*Directions*.
Read the lines below and count those that have the word "nostre". Respond with the number only.

═════ Supplied material ═════

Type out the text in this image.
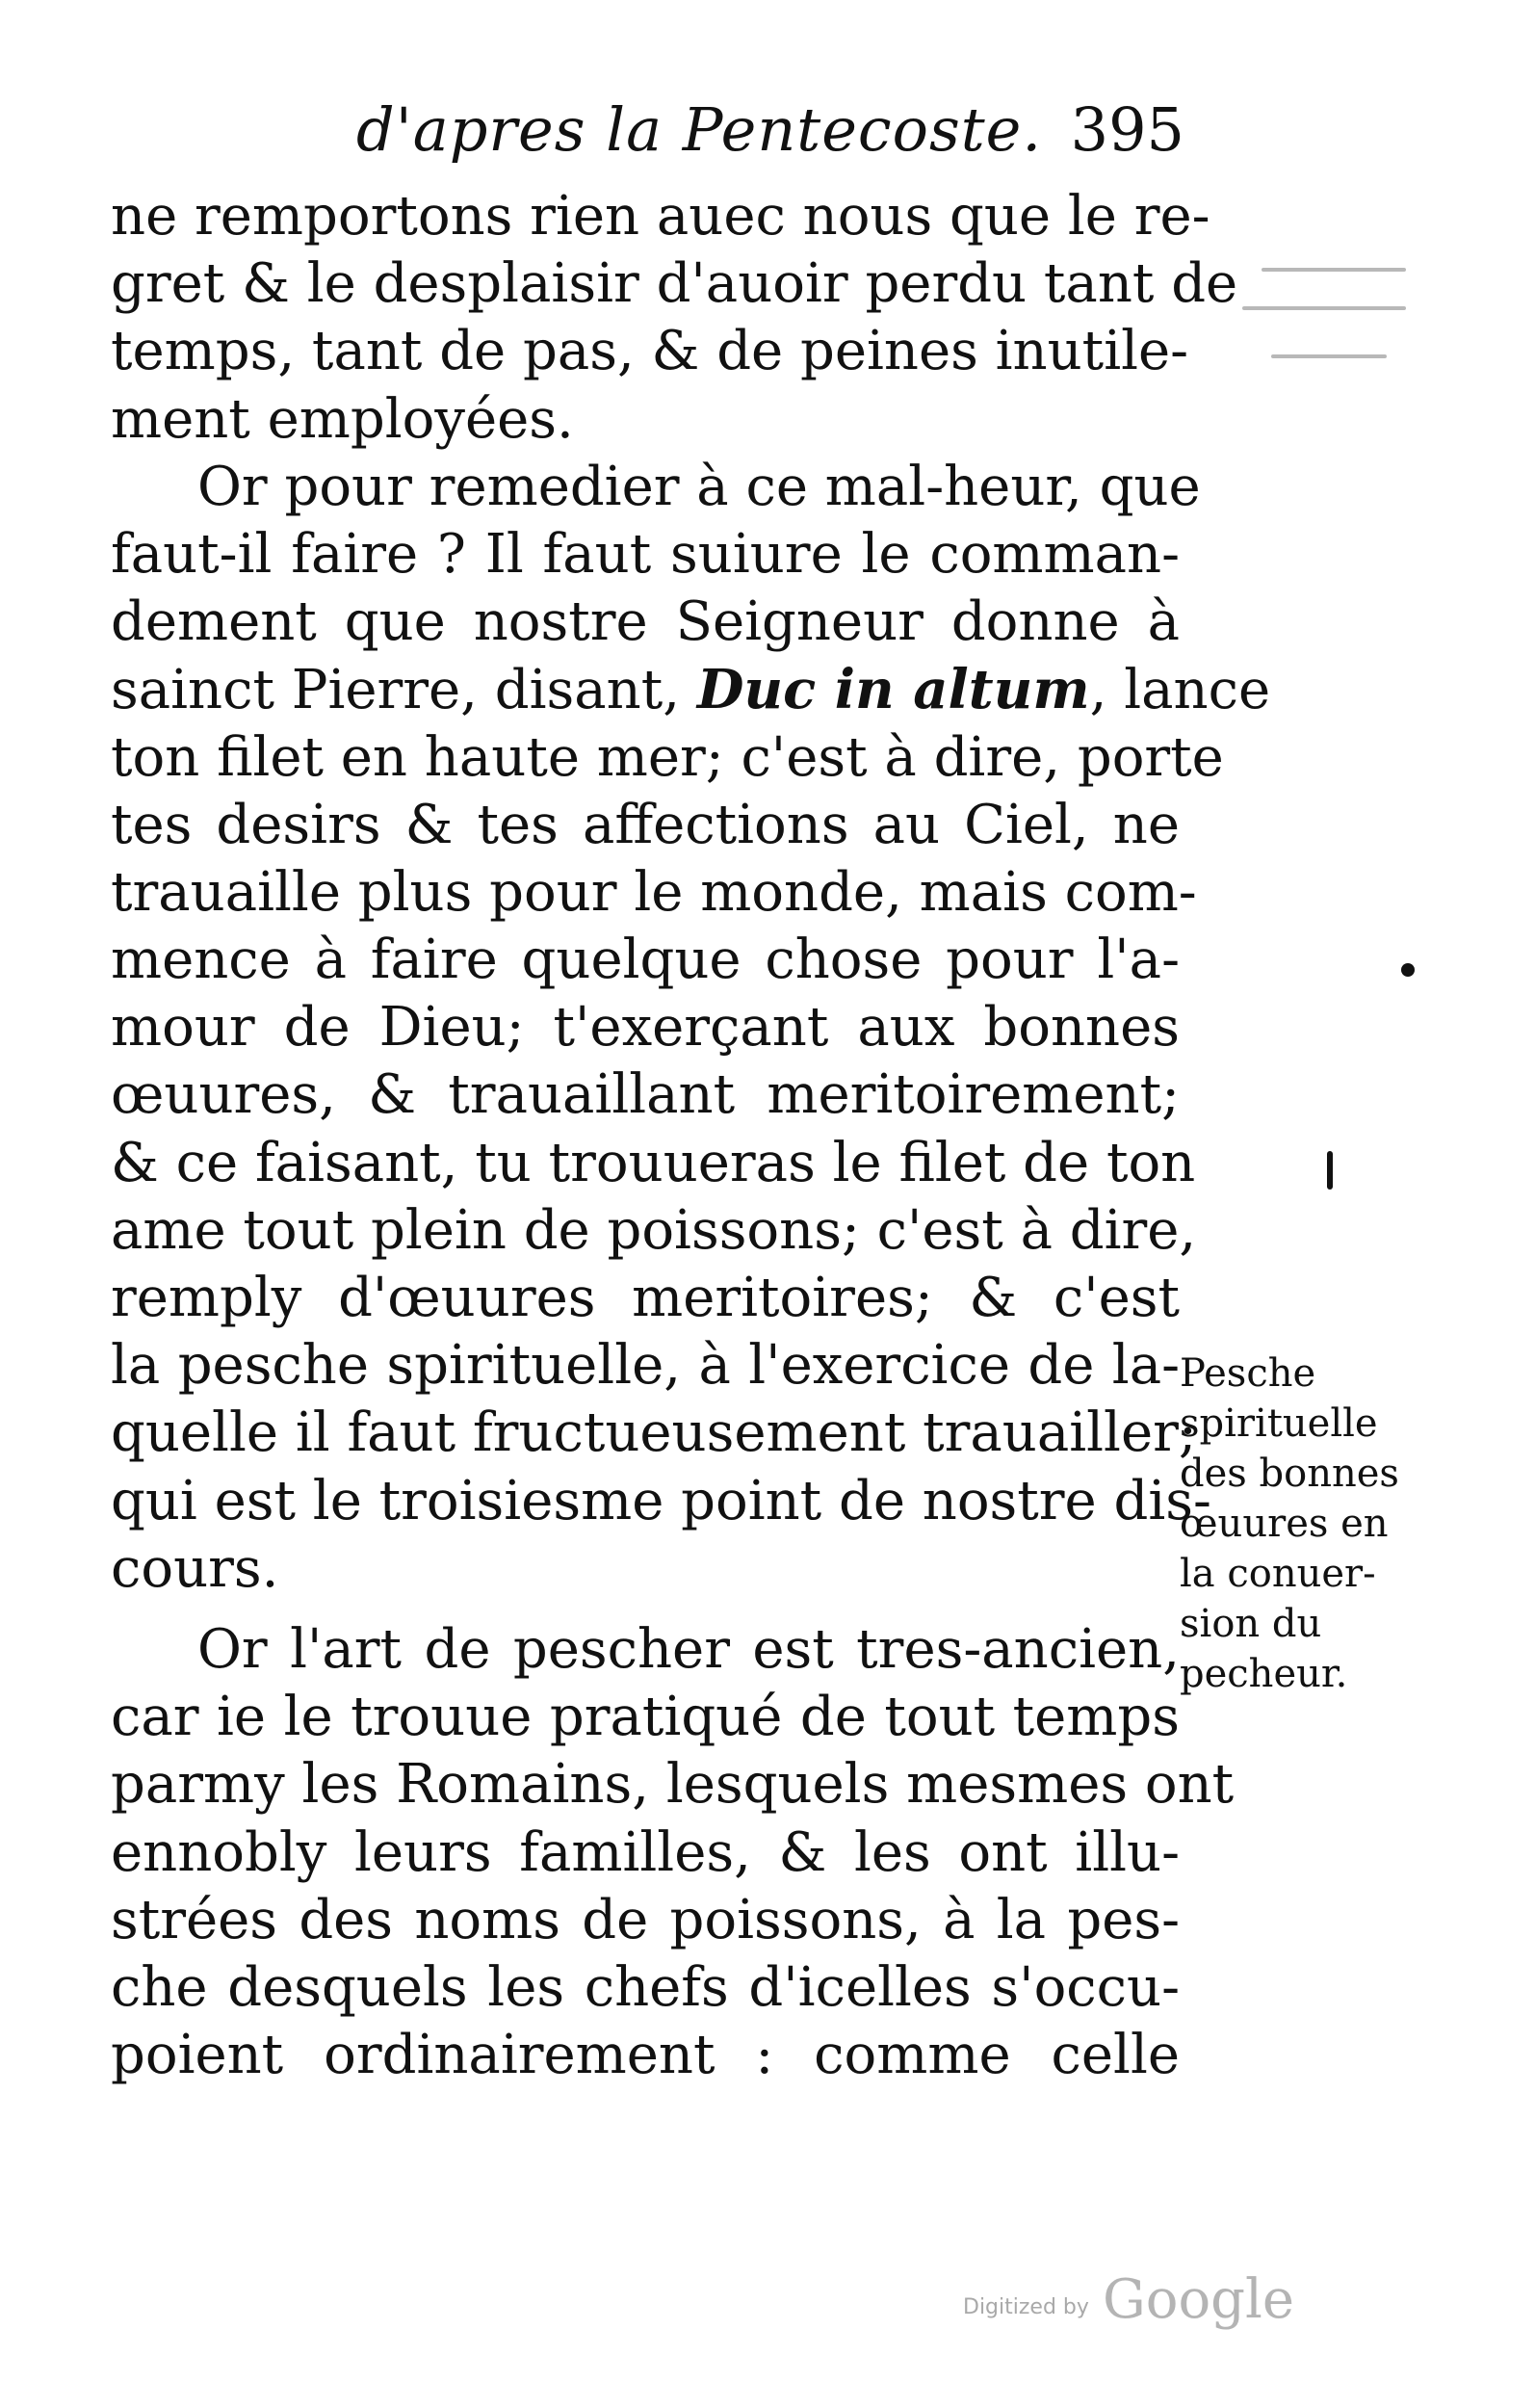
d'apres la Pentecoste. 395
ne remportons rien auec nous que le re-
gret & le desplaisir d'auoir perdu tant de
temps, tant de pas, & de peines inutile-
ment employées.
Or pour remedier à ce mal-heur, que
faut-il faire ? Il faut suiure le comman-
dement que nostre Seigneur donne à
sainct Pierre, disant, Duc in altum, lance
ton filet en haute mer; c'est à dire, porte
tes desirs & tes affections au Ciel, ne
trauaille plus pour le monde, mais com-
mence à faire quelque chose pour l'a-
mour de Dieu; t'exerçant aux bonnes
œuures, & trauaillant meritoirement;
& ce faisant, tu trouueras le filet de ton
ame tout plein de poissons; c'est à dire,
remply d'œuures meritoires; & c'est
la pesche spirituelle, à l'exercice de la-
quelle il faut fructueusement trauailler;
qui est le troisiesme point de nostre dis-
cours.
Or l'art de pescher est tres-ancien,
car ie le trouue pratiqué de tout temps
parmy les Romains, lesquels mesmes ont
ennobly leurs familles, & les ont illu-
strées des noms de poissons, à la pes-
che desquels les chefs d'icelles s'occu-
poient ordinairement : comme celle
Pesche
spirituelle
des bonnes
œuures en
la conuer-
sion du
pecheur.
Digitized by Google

═════

*Solution to the problem*.
2